Copy out the listing in full, exactly as written, but not its pictures.
--- start MATERIAL FOR THE TASK ---
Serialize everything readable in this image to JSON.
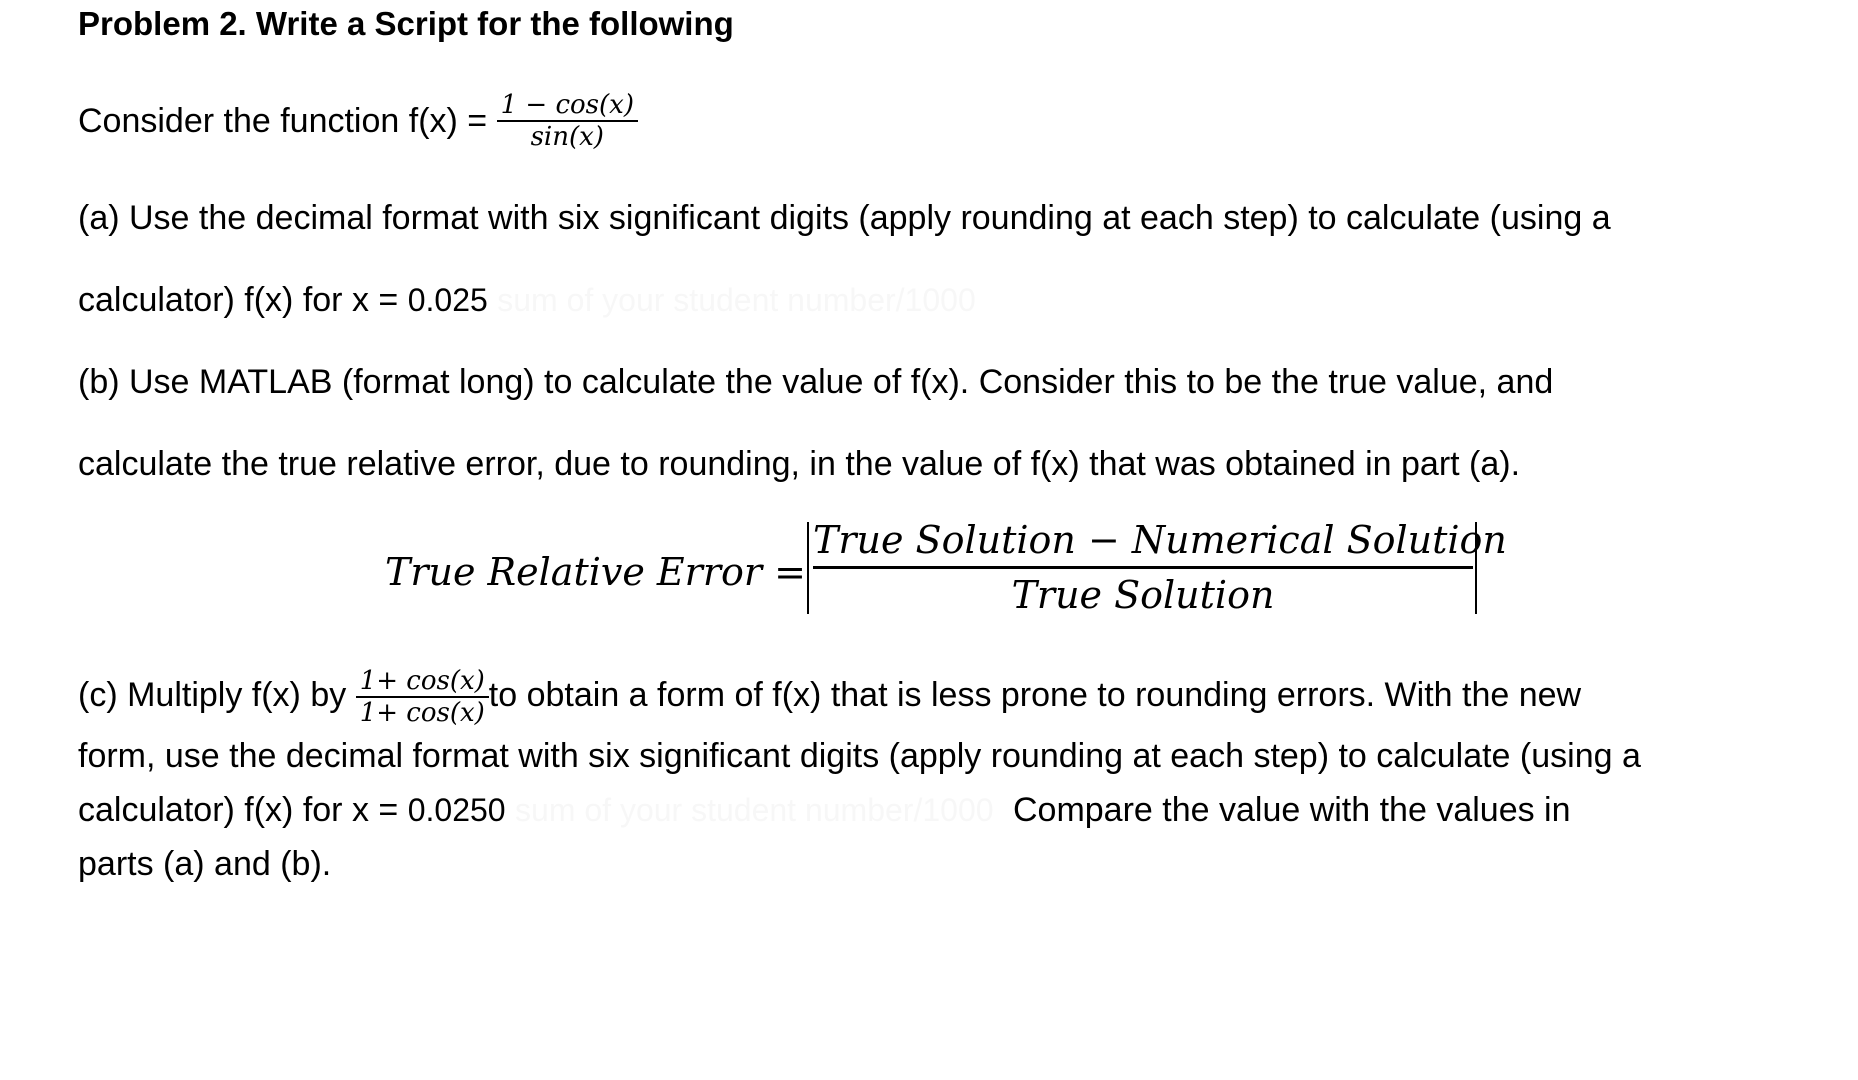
{
  "title": "Problem 2.  Write a Script for the following",
  "intro": {
    "text": "Consider the function f(x) = ",
    "numerator": "1 − cos(x)",
    "denominator": "sin(x)"
  },
  "part_a": {
    "line1": "(a) Use the decimal format with six significant digits (apply rounding at each step) to calculate (using a",
    "line2_prefix": "calculator) f(x) for x = ",
    "x_value": "0.025",
    "hidden_note": "sum of your student number/1000"
  },
  "part_b": {
    "line1": "(b) Use MATLAB (format long) to calculate the value of f(x). Consider this to be the true value, and",
    "line2": "calculate the true relative error, due to rounding, in the value of f(x) that was obtained in part (a)."
  },
  "error_formula": {
    "lhs": "True Relative Error =",
    "numerator": "True Solution − Numerical Solution",
    "denominator": "True Solution"
  },
  "part_c": {
    "prefix": "(c) Multiply f(x) by ",
    "mult_numerator": "1+ cos(x)",
    "mult_denominator": "1+ cos(x)",
    "line1_suffix": "to obtain a form of f(x) that is less prone to rounding errors. With the new",
    "line2": "form, use the decimal format with six significant digits (apply rounding at each step) to calculate (using a",
    "line3_prefix": "calculator) f(x) for x = ",
    "x_value": "0.0250",
    "hidden_note": "sum of your student number/1000",
    "line3_suffix": "Compare the value with the values in",
    "line4": "parts (a) and (b)."
  }
}
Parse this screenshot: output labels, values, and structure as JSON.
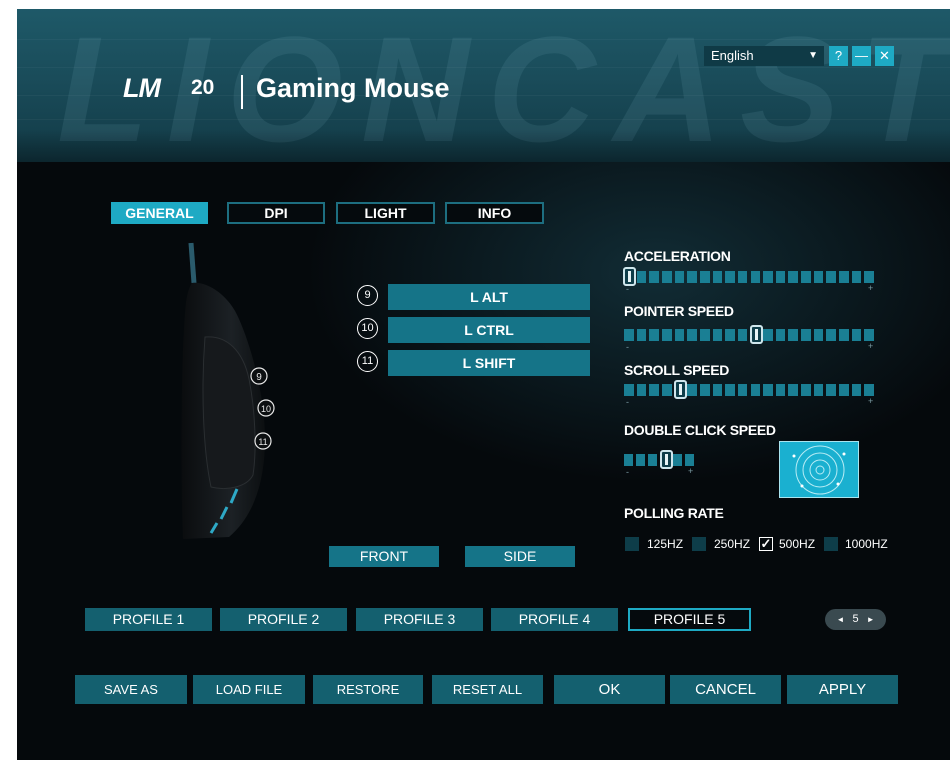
--- end MATERIAL FOR THE TASK ---
● THE RESPONSE:
Serialize everything readable in this image to JSON.
{
  "title": "Problem 2.  Write a Script for the following",
  "intro": {
    "text": "Consider the function f(x) = ",
    "numerator": "1 − cos(x)",
    "denominator": "sin(x)"
  },
  "part_a": {
    "line1": "(a) Use the decimal format with six significant digits (apply rounding at each step) to calculate (using a",
    "line2_prefix": "calculator) f(x) for x = ",
    "x_value": "0.025",
    "hidden_note": "sum of your student number/1000"
  },
  "part_b": {
    "line1": "(b) Use MATLAB (format long) to calculate the value of f(x). Consider this to be the true value, and",
    "line2": "calculate the true relative error, due to rounding, in the value of f(x) that was obtained in part (a)."
  },
  "error_formula": {
    "lhs": "True Relative Error =",
    "numerator": "True Solution − Numerical Solution",
    "denominator": "True Solution"
  },
  "part_c": {
    "prefix": "(c) Multiply f(x) by ",
    "mult_numerator": "1+ cos(x)",
    "mult_denominator": "1+ cos(x)",
    "line1_suffix": "to obtain a form of f(x) that is less prone to rounding errors. With the new",
    "line2": "form, use the decimal format with six significant digits (apply rounding at each step) to calculate (using a",
    "line3_prefix": "calculator) f(x) for x = ",
    "x_value": "0.0250",
    "hidden_note": "sum of your student number/1000",
    "line3_suffix": "Compare the value with the values in",
    "line4": "parts (a) and (b)."
  }
}
Parse this screenshot: output labels, values, and structure as JSON.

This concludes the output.